[Figure data in JSON]
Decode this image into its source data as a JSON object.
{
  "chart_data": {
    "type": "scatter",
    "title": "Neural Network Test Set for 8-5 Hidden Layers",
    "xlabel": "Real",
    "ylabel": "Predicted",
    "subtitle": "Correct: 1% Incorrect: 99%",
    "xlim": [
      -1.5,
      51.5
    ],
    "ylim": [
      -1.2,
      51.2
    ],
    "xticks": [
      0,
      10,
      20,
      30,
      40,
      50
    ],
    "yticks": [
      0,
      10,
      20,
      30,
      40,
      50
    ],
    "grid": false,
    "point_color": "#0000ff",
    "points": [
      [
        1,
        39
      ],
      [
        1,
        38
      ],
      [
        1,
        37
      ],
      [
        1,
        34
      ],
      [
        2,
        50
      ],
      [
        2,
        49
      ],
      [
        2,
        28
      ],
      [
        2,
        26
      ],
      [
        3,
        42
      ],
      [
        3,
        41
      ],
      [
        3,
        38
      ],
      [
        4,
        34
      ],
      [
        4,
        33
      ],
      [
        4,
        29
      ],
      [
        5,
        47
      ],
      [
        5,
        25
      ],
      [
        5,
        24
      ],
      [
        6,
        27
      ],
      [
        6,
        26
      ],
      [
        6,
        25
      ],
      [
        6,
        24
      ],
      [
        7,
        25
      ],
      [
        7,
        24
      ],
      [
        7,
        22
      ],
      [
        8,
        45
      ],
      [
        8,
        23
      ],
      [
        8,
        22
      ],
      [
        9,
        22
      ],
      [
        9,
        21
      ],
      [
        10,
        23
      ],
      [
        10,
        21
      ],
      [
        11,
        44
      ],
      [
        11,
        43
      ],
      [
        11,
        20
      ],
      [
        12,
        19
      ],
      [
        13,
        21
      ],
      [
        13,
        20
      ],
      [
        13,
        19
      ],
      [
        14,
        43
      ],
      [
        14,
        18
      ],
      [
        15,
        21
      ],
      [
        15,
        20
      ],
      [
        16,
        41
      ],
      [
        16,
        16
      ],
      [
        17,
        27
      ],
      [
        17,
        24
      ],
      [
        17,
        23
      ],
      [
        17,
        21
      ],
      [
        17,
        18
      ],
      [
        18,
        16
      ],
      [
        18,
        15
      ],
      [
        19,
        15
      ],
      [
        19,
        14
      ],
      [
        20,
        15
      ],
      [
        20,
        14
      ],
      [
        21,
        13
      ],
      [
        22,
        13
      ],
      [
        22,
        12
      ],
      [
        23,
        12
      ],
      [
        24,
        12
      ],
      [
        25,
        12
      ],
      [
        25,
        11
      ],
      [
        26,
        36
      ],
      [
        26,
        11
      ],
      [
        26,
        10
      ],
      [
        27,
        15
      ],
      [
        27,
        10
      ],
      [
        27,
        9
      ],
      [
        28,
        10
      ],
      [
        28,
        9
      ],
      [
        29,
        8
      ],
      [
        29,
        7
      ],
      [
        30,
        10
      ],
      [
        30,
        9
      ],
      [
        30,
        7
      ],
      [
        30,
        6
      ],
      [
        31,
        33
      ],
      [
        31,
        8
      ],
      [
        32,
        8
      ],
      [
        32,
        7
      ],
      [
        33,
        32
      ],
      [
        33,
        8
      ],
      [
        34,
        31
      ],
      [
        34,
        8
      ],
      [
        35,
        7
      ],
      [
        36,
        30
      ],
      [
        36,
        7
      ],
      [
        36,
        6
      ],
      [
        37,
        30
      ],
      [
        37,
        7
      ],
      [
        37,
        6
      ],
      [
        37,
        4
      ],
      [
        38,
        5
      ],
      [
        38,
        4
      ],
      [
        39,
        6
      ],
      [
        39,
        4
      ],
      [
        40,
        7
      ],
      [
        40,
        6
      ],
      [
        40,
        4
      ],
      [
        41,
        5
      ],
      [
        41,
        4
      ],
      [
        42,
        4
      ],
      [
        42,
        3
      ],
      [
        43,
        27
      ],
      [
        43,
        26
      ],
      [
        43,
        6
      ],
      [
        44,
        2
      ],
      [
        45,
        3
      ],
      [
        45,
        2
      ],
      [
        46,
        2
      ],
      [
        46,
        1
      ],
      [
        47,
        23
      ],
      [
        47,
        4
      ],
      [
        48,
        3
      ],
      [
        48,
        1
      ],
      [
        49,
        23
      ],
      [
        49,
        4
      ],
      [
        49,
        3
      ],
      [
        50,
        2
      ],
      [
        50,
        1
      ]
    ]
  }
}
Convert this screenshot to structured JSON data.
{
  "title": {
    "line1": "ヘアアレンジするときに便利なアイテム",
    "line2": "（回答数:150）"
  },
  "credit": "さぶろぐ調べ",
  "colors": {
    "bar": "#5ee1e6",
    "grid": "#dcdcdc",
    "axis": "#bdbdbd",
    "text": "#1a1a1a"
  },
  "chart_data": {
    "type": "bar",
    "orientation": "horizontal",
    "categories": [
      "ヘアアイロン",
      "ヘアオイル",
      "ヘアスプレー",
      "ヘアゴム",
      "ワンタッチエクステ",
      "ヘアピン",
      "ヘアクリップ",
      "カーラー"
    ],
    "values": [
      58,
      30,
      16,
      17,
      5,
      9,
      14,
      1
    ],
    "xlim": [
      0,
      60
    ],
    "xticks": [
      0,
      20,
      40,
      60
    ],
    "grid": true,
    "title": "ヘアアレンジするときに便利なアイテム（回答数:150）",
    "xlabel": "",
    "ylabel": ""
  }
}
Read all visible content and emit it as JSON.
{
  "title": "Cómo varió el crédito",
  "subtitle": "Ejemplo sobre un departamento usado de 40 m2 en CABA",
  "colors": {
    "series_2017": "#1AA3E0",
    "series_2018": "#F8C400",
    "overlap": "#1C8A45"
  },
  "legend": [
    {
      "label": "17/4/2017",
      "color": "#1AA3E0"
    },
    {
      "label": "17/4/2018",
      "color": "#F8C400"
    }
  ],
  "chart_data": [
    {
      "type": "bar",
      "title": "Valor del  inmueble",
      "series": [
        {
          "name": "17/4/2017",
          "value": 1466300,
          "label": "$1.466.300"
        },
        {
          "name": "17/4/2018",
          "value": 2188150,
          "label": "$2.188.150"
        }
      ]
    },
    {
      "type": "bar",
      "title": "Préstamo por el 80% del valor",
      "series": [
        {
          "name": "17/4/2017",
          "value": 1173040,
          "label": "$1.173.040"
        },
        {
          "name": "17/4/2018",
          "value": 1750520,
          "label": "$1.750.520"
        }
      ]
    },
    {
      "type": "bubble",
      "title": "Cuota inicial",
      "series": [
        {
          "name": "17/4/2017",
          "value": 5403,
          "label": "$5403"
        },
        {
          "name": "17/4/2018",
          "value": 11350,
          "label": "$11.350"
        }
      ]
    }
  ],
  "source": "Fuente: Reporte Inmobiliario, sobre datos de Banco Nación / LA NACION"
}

**EXERCISE DESCRIPTION**
Repeat the preceding lines exactly, please, every one of them.

**TASK RESULT**
Decode this image into its source data as a JSON object.
{
  "chart_data": {
    "type": "scatter",
    "title": "Neural Network Test Set for 8-5 Hidden Layers",
    "xlabel": "Real",
    "ylabel": "Predicted",
    "subtitle": "Correct: 1% Incorrect: 99%",
    "xlim": [
      -1.5,
      51.5
    ],
    "ylim": [
      -1.2,
      51.2
    ],
    "xticks": [
      0,
      10,
      20,
      30,
      40,
      50
    ],
    "yticks": [
      0,
      10,
      20,
      30,
      40,
      50
    ],
    "grid": false,
    "point_color": "#0000ff",
    "points": [
      [
        1,
        39
      ],
      [
        1,
        38
      ],
      [
        1,
        37
      ],
      [
        1,
        34
      ],
      [
        2,
        50
      ],
      [
        2,
        49
      ],
      [
        2,
        28
      ],
      [
        2,
        26
      ],
      [
        3,
        42
      ],
      [
        3,
        41
      ],
      [
        3,
        38
      ],
      [
        4,
        34
      ],
      [
        4,
        33
      ],
      [
        4,
        29
      ],
      [
        5,
        47
      ],
      [
        5,
        25
      ],
      [
        5,
        24
      ],
      [
        6,
        27
      ],
      [
        6,
        26
      ],
      [
        6,
        25
      ],
      [
        6,
        24
      ],
      [
        7,
        25
      ],
      [
        7,
        24
      ],
      [
        7,
        22
      ],
      [
        8,
        45
      ],
      [
        8,
        23
      ],
      [
        8,
        22
      ],
      [
        9,
        22
      ],
      [
        9,
        21
      ],
      [
        10,
        23
      ],
      [
        10,
        21
      ],
      [
        11,
        44
      ],
      [
        11,
        43
      ],
      [
        11,
        20
      ],
      [
        12,
        19
      ],
      [
        13,
        21
      ],
      [
        13,
        20
      ],
      [
        13,
        19
      ],
      [
        14,
        43
      ],
      [
        14,
        18
      ],
      [
        15,
        21
      ],
      [
        15,
        20
      ],
      [
        16,
        41
      ],
      [
        16,
        16
      ],
      [
        17,
        27
      ],
      [
        17,
        24
      ],
      [
        17,
        23
      ],
      [
        17,
        21
      ],
      [
        17,
        18
      ],
      [
        18,
        16
      ],
      [
        18,
        15
      ],
      [
        19,
        15
      ],
      [
        19,
        14
      ],
      [
        20,
        15
      ],
      [
        20,
        14
      ],
      [
        21,
        13
      ],
      [
        22,
        13
      ],
      [
        22,
        12
      ],
      [
        23,
        12
      ],
      [
        24,
        12
      ],
      [
        25,
        12
      ],
      [
        25,
        11
      ],
      [
        26,
        36
      ],
      [
        26,
        11
      ],
      [
        26,
        10
      ],
      [
        27,
        15
      ],
      [
        27,
        10
      ],
      [
        27,
        9
      ],
      [
        28,
        10
      ],
      [
        28,
        9
      ],
      [
        29,
        8
      ],
      [
        29,
        7
      ],
      [
        30,
        10
      ],
      [
        30,
        9
      ],
      [
        30,
        7
      ],
      [
        30,
        6
      ],
      [
        31,
        33
      ],
      [
        31,
        8
      ],
      [
        32,
        8
      ],
      [
        32,
        7
      ],
      [
        33,
        32
      ],
      [
        33,
        8
      ],
      [
        34,
        31
      ],
      [
        34,
        8
      ],
      [
        35,
        7
      ],
      [
        36,
        30
      ],
      [
        36,
        7
      ],
      [
        36,
        6
      ],
      [
        37,
        30
      ],
      [
        37,
        7
      ],
      [
        37,
        6
      ],
      [
        37,
        4
      ],
      [
        38,
        5
      ],
      [
        38,
        4
      ],
      [
        39,
        6
      ],
      [
        39,
        4
      ],
      [
        40,
        7
      ],
      [
        40,
        6
      ],
      [
        40,
        4
      ],
      [
        41,
        5
      ],
      [
        41,
        4
      ],
      [
        42,
        4
      ],
      [
        42,
        3
      ],
      [
        43,
        27
      ],
      [
        43,
        26
      ],
      [
        43,
        6
      ],
      [
        44,
        2
      ],
      [
        45,
        3
      ],
      [
        45,
        2
      ],
      [
        46,
        2
      ],
      [
        46,
        1
      ],
      [
        47,
        23
      ],
      [
        47,
        4
      ],
      [
        48,
        3
      ],
      [
        48,
        1
      ],
      [
        49,
        23
      ],
      [
        49,
        4
      ],
      [
        49,
        3
      ],
      [
        50,
        2
      ],
      [
        50,
        1
      ]
    ]
  }
}
Convert this screenshot to structured JSON data.
{
  "title": {
    "line1": "ヘアアレンジするときに便利なアイテム",
    "line2": "（回答数:150）"
  },
  "credit": "さぶろぐ調べ",
  "colors": {
    "bar": "#5ee1e6",
    "grid": "#dcdcdc",
    "axis": "#bdbdbd",
    "text": "#1a1a1a"
  },
  "chart_data": {
    "type": "bar",
    "orientation": "horizontal",
    "categories": [
      "ヘアアイロン",
      "ヘアオイル",
      "ヘアスプレー",
      "ヘアゴム",
      "ワンタッチエクステ",
      "ヘアピン",
      "ヘアクリップ",
      "カーラー"
    ],
    "values": [
      58,
      30,
      16,
      17,
      5,
      9,
      14,
      1
    ],
    "xlim": [
      0,
      60
    ],
    "xticks": [
      0,
      20,
      40,
      60
    ],
    "grid": true,
    "title": "ヘアアレンジするときに便利なアイテム（回答数:150）",
    "xlabel": "",
    "ylabel": ""
  }
}
Read all visible content and emit it as JSON.
{
  "title": "Cómo varió el crédito",
  "subtitle": "Ejemplo sobre un departamento usado de 40 m2 en CABA",
  "colors": {
    "series_2017": "#1AA3E0",
    "series_2018": "#F8C400",
    "overlap": "#1C8A45"
  },
  "legend": [
    {
      "label": "17/4/2017",
      "color": "#1AA3E0"
    },
    {
      "label": "17/4/2018",
      "color": "#F8C400"
    }
  ],
  "chart_data": [
    {
      "type": "bar",
      "title": "Valor del  inmueble",
      "series": [
        {
          "name": "17/4/2017",
          "value": 1466300,
          "label": "$1.466.300"
        },
        {
          "name": "17/4/2018",
          "value": 2188150,
          "label": "$2.188.150"
        }
      ]
    },
    {
      "type": "bar",
      "title": "Préstamo por el 80% del valor",
      "series": [
        {
          "name": "17/4/2017",
          "value": 1173040,
          "label": "$1.173.040"
        },
        {
          "name": "17/4/2018",
          "value": 1750520,
          "label": "$1.750.520"
        }
      ]
    },
    {
      "type": "bubble",
      "title": "Cuota inicial",
      "series": [
        {
          "name": "17/4/2017",
          "value": 5403,
          "label": "$5403"
        },
        {
          "name": "17/4/2018",
          "value": 11350,
          "label": "$11.350"
        }
      ]
    }
  ],
  "source": "Fuente: Reporte Inmobiliario, sobre datos de Banco Nación / LA NACION"
}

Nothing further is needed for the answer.